─── Information supplied
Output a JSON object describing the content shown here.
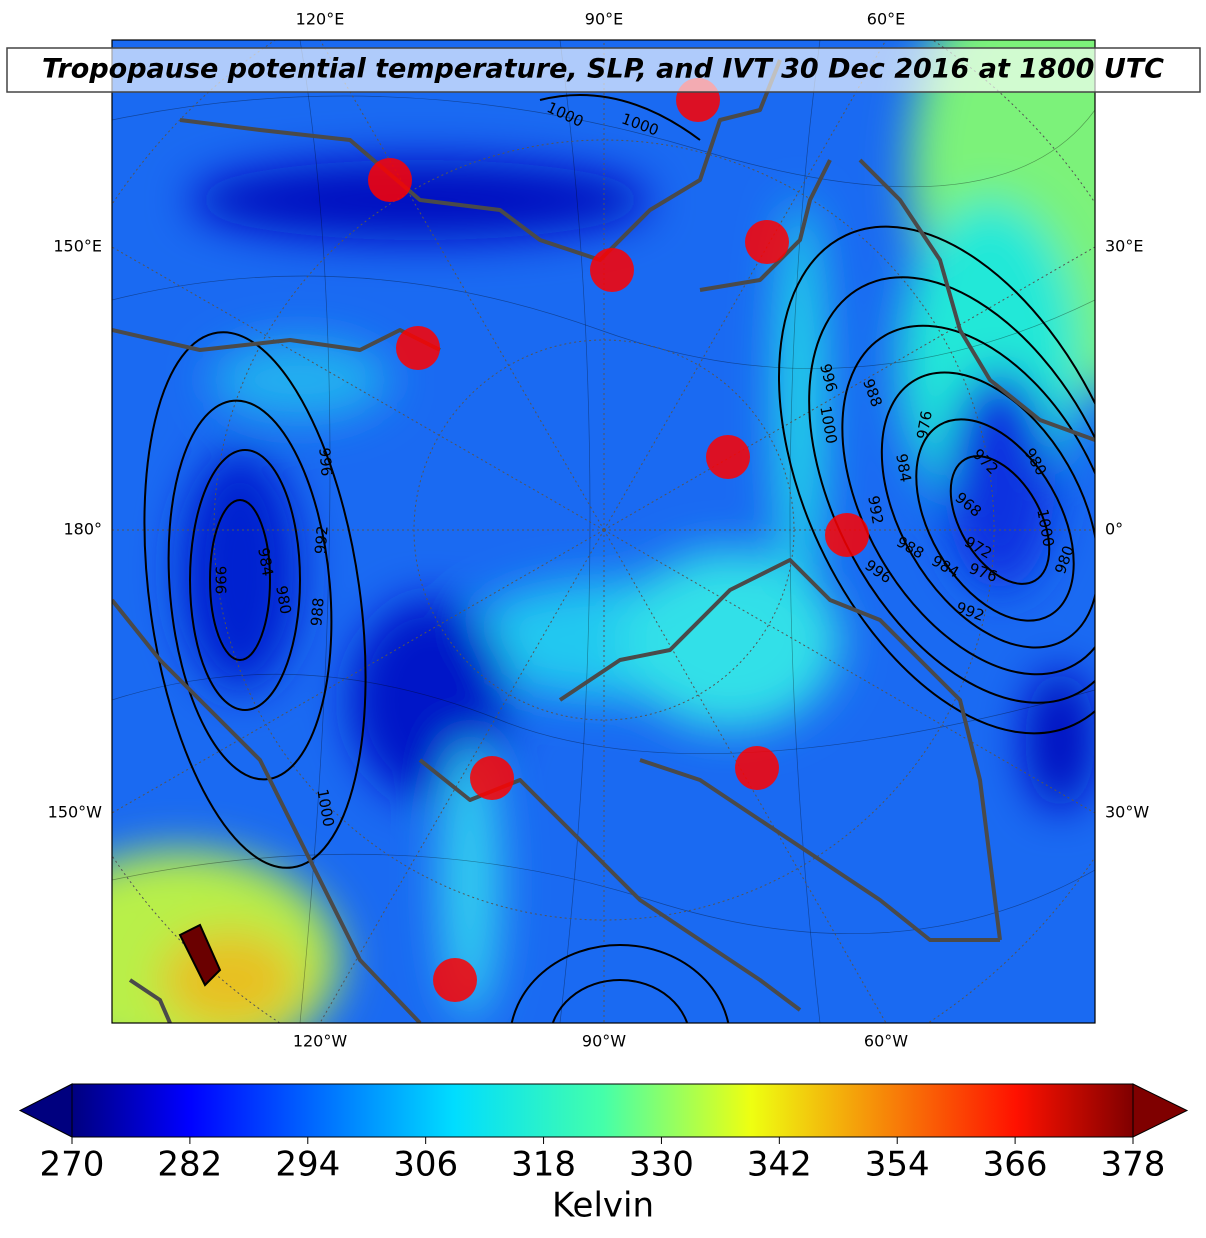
{
  "title": "Tropopause potential temperature, SLP, and IVT 30 Dec 2016 at 1800 UTC",
  "map": {
    "lon_labels_top": [
      "120°E",
      "90°E",
      "60°E"
    ],
    "lon_labels_bottom": [
      "120°W",
      "90°W",
      "60°W"
    ],
    "lon_labels_left": [
      "150°E",
      "180°",
      "150°W"
    ],
    "lon_labels_right": [
      "30°E",
      "0°",
      "30°W"
    ],
    "contour_labels": [
      1000,
      1000,
      996,
      1000,
      988,
      976,
      984,
      972,
      980,
      992,
      988,
      968,
      984,
      972,
      976,
      996,
      992,
      980,
      1000,
      996,
      992,
      988,
      984,
      980,
      996,
      1000
    ]
  },
  "colorbar": {
    "label": "Kelvin",
    "lim": [
      270,
      378
    ],
    "ticks": [
      270,
      282,
      294,
      306,
      318,
      330,
      342,
      354,
      366,
      378
    ]
  }
}
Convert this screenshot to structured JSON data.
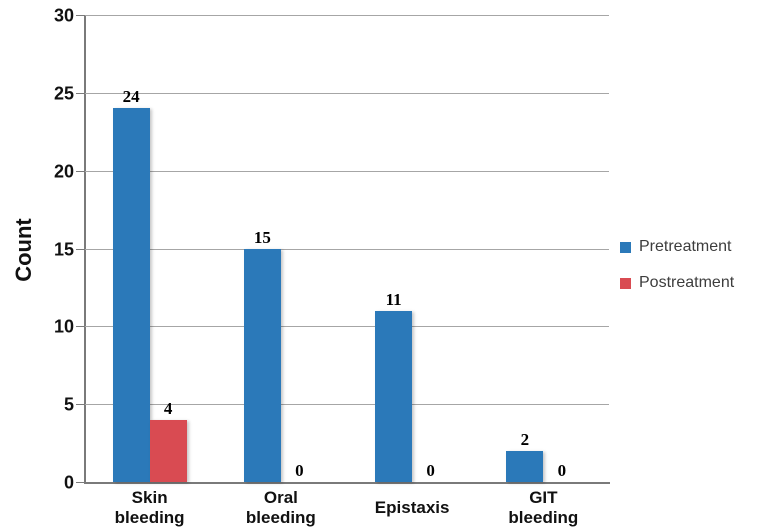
{
  "chart_data": {
    "type": "bar",
    "title": "",
    "xlabel": "",
    "ylabel": "Count",
    "categories": [
      "Skin bleeding",
      "Oral bleeding",
      "Epistaxis",
      "GIT bleeding"
    ],
    "series": [
      {
        "name": "Pretreatment",
        "color": "#2b79b9",
        "values": [
          24,
          15,
          11,
          2
        ]
      },
      {
        "name": "Postreatment",
        "color": "#d94b52",
        "values": [
          4,
          0,
          0,
          0
        ]
      }
    ],
    "ylim": [
      0,
      30
    ],
    "yticks": [
      0,
      5,
      10,
      15,
      20,
      25,
      30
    ],
    "grid": true,
    "legend_position": "right",
    "value_labels": true
  },
  "colors": {
    "gridline": "#a6a6a6",
    "axis": "#7a7a7a",
    "tick_text": "#111111",
    "legend_text": "#3d3d3d",
    "background": "#ffffff"
  }
}
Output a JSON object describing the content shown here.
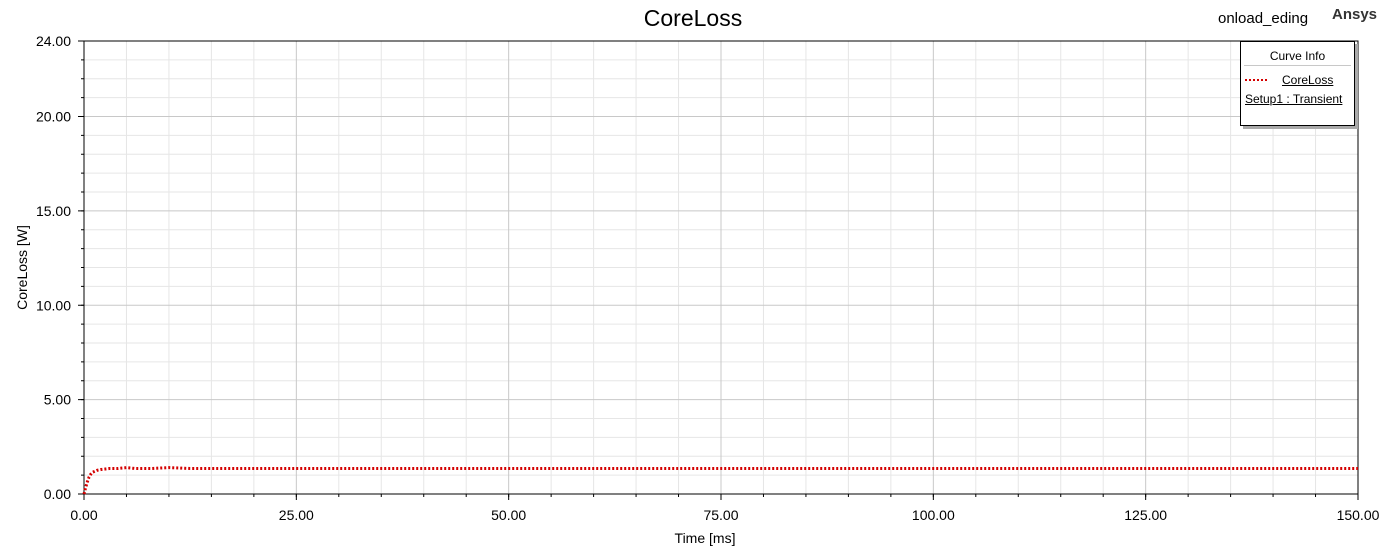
──────
What the task requires. Identify and copy all lines with the word "bleeding".

Solution to the problem.
      "Skin bleeding",
      "Oral bleeding",
      "GIT bleeding"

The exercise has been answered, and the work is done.